# Required work
Restate each of the lines below word for word and drop every picture.

# Record set
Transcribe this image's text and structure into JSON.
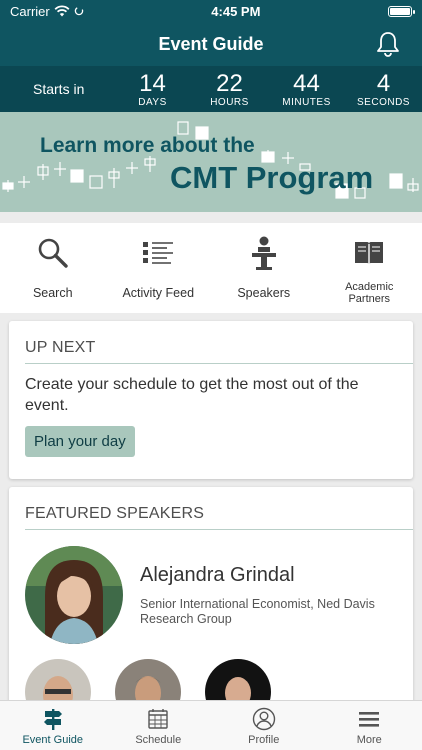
{
  "status_bar": {
    "carrier": "Carrier",
    "time": "4:45 PM"
  },
  "header": {
    "title": "Event Guide"
  },
  "countdown": {
    "label": "Starts in",
    "units": [
      {
        "value": "14",
        "unit": "DAYS"
      },
      {
        "value": "22",
        "unit": "HOURS"
      },
      {
        "value": "44",
        "unit": "MINUTES"
      },
      {
        "value": "4",
        "unit": "SECONDS"
      }
    ]
  },
  "banner": {
    "line1": "Learn more about the",
    "line2": "CMT Program"
  },
  "quick_nav": [
    {
      "label": "Search",
      "icon": "search-icon"
    },
    {
      "label": "Activity Feed",
      "icon": "activity-feed-icon"
    },
    {
      "label": "Speakers",
      "icon": "speaker-podium-icon"
    },
    {
      "label": "Academic Partners",
      "icon": "book-icon"
    }
  ],
  "up_next": {
    "title": "UP NEXT",
    "description": "Create your schedule to get the most out of the event.",
    "button": "Plan your day"
  },
  "featured_speakers": {
    "title": "FEATURED SPEAKERS",
    "main": {
      "name": "Alejandra Grindal",
      "title": "Senior International Economist, Ned Davis Research Group"
    }
  },
  "tab_bar": [
    {
      "label": "Event Guide",
      "icon": "signpost-icon",
      "active": true
    },
    {
      "label": "Schedule",
      "icon": "calendar-icon",
      "active": false
    },
    {
      "label": "Profile",
      "icon": "user-icon",
      "active": false
    },
    {
      "label": "More",
      "icon": "menu-icon",
      "active": false
    }
  ],
  "colors": {
    "primary": "#0f5561",
    "banner": "#a9c7bc",
    "button": "#a9c7bc"
  }
}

# Answer to this problem
Transcribe this image's text and structure into JSON.
{
  "status_bar": {
    "carrier": "Carrier",
    "time": "4:45 PM"
  },
  "header": {
    "title": "Event Guide"
  },
  "countdown": {
    "label": "Starts in",
    "units": [
      {
        "value": "14",
        "unit": "DAYS"
      },
      {
        "value": "22",
        "unit": "HOURS"
      },
      {
        "value": "44",
        "unit": "MINUTES"
      },
      {
        "value": "4",
        "unit": "SECONDS"
      }
    ]
  },
  "banner": {
    "line1": "Learn more about the",
    "line2": "CMT Program"
  },
  "quick_nav": [
    {
      "label": "Search",
      "icon": "search-icon"
    },
    {
      "label": "Activity Feed",
      "icon": "activity-feed-icon"
    },
    {
      "label": "Speakers",
      "icon": "speaker-podium-icon"
    },
    {
      "label": "Academic Partners",
      "icon": "book-icon"
    }
  ],
  "up_next": {
    "title": "UP NEXT",
    "description": "Create your schedule to get the most out of the event.",
    "button": "Plan your day"
  },
  "featured_speakers": {
    "title": "FEATURED SPEAKERS",
    "main": {
      "name": "Alejandra Grindal",
      "title": "Senior International Economist, Ned Davis Research Group"
    }
  },
  "tab_bar": [
    {
      "label": "Event Guide",
      "icon": "signpost-icon",
      "active": true
    },
    {
      "label": "Schedule",
      "icon": "calendar-icon",
      "active": false
    },
    {
      "label": "Profile",
      "icon": "user-icon",
      "active": false
    },
    {
      "label": "More",
      "icon": "menu-icon",
      "active": false
    }
  ],
  "colors": {
    "primary": "#0f5561",
    "banner": "#a9c7bc",
    "button": "#a9c7bc"
  }
}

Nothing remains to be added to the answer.